# need help with a re-purposed door



## maw_7787 (Oct 24, 2014)

I was fortunate enough to come across an old, weathered door and would really like to re-purpose it into wall decor/coat rack. The best feature of this door is, of course, the weathered, cracked paint. My concern with this project is doing this without damaging the original paint too much. It's got some pretty dirty spots on it, mostly just dirt that shouldn't take some hard scrubbing. How should I go about cleaning it? I would also like to preserve and protect the original paint with something that won't take away from its natural look. Any suggestions?


----------



## Two Knots (Nov 12, 2011)

Can you post a pic of the door? 
We took an old panel door that we found in grandpa's attic,
cut it in half and made room dividers from it, however,
we stripped it first, then painted it. 

Keeping it intact as you want to do is very "in" now,
shabby and chic as it's known. I'd be interested in the replies
as how to clean up the dirt leaving the original paint intact. 

I like your idea of making it into a wall coat rack.


----------



## RobertCurry (Oct 20, 2014)

Two Knots said:


> Can you post a pic of the door?
> We took an old panel door that we found in grandpa's attic,
> cut it in half and made room dividers from it, however,
> we stripped it first, then painted it.
┄┄┄┄┄┄┄┄┄┄┄┄┄┄┄┄┄┄┄┄
§ Required work
1. In the door thread, why does the first poster want to clean the door without harming its original paint?
2. Transcribe the records verbatim, starting at their first line and ending at the line that contains "tab-elements[interactable]: 요소 (103, 249, 120, 262)".
┄┄┄┄┄┄┄┄┄┄┄┄┄┄┄┄┄┄┄┄
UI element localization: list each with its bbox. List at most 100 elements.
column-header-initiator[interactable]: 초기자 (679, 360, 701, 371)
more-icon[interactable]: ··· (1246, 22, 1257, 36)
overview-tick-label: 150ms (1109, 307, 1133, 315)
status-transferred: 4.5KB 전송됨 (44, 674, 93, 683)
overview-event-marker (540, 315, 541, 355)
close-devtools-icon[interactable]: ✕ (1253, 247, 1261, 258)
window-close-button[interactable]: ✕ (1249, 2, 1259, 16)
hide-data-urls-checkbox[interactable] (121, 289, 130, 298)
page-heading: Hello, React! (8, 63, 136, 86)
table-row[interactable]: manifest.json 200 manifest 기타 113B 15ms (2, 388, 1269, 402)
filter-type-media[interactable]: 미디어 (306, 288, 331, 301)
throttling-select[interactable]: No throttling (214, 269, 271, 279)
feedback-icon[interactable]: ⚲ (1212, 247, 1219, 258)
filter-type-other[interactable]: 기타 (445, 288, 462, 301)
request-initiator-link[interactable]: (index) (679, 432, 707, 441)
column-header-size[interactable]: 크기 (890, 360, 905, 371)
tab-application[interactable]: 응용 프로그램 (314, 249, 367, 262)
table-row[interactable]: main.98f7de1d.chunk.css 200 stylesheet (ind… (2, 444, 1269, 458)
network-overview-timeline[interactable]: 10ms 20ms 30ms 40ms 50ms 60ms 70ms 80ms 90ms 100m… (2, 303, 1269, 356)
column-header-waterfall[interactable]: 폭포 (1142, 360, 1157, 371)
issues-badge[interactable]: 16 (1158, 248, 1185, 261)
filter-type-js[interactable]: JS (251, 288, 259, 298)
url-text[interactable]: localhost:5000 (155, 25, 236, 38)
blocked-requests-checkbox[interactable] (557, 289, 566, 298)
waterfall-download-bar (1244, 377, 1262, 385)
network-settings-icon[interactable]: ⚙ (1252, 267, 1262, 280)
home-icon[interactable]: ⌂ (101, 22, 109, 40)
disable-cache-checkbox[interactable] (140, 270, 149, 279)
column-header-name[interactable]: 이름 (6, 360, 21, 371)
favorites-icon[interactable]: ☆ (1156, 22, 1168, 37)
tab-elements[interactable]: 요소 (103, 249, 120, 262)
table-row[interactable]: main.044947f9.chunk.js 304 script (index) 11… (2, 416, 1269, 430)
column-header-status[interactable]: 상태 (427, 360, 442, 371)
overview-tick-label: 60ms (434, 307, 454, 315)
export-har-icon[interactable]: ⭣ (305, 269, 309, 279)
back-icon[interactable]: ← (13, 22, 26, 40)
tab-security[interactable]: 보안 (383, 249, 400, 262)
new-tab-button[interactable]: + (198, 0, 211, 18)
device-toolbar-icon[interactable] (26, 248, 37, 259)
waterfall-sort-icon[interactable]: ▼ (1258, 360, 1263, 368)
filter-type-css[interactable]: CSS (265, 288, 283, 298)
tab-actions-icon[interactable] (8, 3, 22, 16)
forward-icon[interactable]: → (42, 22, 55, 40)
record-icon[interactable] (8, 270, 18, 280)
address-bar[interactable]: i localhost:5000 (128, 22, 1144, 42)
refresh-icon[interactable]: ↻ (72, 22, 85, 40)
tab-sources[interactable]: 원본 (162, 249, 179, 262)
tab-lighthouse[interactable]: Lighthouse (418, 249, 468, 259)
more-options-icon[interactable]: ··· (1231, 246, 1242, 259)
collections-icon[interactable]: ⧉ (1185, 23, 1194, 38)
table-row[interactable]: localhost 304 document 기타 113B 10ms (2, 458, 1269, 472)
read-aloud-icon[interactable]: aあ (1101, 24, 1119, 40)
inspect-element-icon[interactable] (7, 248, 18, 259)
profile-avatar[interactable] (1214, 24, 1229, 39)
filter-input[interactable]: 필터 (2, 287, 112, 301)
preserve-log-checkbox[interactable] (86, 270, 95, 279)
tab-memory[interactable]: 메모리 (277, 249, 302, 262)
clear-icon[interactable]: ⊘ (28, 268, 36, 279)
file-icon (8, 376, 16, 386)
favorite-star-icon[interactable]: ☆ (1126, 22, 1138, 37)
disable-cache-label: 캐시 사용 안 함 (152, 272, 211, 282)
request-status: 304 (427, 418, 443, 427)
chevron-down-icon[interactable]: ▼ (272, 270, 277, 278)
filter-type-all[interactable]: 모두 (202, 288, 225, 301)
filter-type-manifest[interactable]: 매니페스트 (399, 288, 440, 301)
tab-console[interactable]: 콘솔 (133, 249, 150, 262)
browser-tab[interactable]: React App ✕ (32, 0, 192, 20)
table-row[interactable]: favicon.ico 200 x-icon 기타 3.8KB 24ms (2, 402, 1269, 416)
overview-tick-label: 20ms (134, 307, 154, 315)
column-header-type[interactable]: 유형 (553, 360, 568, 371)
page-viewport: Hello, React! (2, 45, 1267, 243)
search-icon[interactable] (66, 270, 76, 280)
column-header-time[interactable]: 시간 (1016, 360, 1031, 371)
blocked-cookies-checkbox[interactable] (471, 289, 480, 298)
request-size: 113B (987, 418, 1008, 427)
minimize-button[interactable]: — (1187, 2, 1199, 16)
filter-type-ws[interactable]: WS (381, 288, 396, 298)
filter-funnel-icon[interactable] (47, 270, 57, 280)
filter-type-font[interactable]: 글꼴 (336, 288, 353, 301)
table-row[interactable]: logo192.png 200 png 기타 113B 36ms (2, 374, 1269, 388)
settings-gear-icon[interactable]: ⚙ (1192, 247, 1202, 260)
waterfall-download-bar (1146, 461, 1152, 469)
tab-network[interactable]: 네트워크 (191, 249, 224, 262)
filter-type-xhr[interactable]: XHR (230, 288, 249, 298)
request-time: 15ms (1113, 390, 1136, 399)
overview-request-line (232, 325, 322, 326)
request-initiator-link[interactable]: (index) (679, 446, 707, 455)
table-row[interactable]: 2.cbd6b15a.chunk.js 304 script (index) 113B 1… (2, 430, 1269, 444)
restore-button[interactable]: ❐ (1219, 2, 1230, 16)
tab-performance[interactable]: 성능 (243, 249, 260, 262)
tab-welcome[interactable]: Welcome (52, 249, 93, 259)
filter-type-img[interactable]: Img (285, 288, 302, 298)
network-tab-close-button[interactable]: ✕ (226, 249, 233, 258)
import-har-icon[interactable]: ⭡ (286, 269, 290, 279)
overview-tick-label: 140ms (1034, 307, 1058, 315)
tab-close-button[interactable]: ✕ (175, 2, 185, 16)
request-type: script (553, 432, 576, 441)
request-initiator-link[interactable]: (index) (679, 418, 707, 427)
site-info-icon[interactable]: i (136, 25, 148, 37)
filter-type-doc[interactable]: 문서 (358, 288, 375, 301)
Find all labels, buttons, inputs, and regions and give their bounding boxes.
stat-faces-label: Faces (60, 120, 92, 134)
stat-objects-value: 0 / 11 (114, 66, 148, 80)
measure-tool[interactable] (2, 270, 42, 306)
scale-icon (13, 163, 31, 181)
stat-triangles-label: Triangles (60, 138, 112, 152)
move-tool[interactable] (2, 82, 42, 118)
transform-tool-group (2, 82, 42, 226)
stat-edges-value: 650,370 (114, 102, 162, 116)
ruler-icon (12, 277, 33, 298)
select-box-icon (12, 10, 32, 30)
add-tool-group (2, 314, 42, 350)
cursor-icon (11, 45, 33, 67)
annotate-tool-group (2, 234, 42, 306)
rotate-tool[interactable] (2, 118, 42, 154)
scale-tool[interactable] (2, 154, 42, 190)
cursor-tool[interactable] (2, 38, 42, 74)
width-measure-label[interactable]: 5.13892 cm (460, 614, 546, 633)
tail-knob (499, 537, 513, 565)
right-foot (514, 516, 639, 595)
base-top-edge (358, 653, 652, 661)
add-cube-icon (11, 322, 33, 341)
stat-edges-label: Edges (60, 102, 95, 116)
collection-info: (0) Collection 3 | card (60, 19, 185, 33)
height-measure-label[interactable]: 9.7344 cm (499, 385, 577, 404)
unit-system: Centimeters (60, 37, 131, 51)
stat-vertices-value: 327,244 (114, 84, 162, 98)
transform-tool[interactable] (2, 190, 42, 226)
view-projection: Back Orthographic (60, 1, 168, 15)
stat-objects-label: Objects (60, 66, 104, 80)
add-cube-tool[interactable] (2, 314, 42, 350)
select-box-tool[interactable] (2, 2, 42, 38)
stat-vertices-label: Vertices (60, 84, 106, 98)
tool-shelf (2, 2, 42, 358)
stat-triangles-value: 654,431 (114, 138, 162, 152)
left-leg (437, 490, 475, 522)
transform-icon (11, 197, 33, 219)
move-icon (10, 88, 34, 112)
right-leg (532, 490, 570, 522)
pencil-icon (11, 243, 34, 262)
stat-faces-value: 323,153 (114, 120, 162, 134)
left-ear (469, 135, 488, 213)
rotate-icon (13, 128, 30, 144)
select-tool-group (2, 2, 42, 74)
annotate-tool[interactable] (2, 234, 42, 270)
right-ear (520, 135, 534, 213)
┄┄┄┄┄┄┄┄┄┄┄┄┄┄┄┄┄┄┄┄
§ Results by task
1. The poster considers the weathered, cracked paint the door's best feature. They want to keep and protect that paint so the door retains its natural look as wall decor or a coat rack.

2.
UI element localization: list each with its bbox. List at most 100 elements.
column-header-initiator[interactable]: 초기자 (679, 360, 701, 371)
more-icon[interactable]: ··· (1246, 22, 1257, 36)
overview-tick-label: 150ms (1109, 307, 1133, 315)
status-transferred: 4.5KB 전송됨 (44, 674, 93, 683)
overview-event-marker (540, 315, 541, 355)
close-devtools-icon[interactable]: ✕ (1253, 247, 1261, 258)
window-close-button[interactable]: ✕ (1249, 2, 1259, 16)
hide-data-urls-checkbox[interactable] (121, 289, 130, 298)
page-heading: Hello, React! (8, 63, 136, 86)
table-row[interactable]: manifest.json 200 manifest 기타 113B 15ms (2, 388, 1269, 402)
filter-type-media[interactable]: 미디어 (306, 288, 331, 301)
throttling-select[interactable]: No throttling (214, 269, 271, 279)
feedback-icon[interactable]: ⚲ (1212, 247, 1219, 258)
filter-type-other[interactable]: 기타 (445, 288, 462, 301)
request-initiator-link[interactable]: (index) (679, 432, 707, 441)
column-header-size[interactable]: 크기 (890, 360, 905, 371)
tab-application[interactable]: 응용 프로그램 (314, 249, 367, 262)
table-row[interactable]: main.98f7de1d.chunk.css 200 stylesheet (ind… (2, 444, 1269, 458)
network-overview-timeline[interactable]: 10ms 20ms 30ms 40ms 50ms 60ms 70ms 80ms 90ms 100m… (2, 303, 1269, 356)
column-header-waterfall[interactable]: 폭포 (1142, 360, 1157, 371)
issues-badge[interactable]: 16 (1158, 248, 1185, 261)
filter-type-js[interactable]: JS (251, 288, 259, 298)
url-text[interactable]: localhost:5000 (155, 25, 236, 38)
blocked-requests-checkbox[interactable] (557, 289, 566, 298)
waterfall-download-bar (1244, 377, 1262, 385)
network-settings-icon[interactable]: ⚙ (1252, 267, 1262, 280)
home-icon[interactable]: ⌂ (101, 22, 109, 40)
disable-cache-checkbox[interactable] (140, 270, 149, 279)
column-header-name[interactable]: 이름 (6, 360, 21, 371)
favorites-icon[interactable]: ☆ (1156, 22, 1168, 37)
tab-elements[interactable]: 요소 (103, 249, 120, 262)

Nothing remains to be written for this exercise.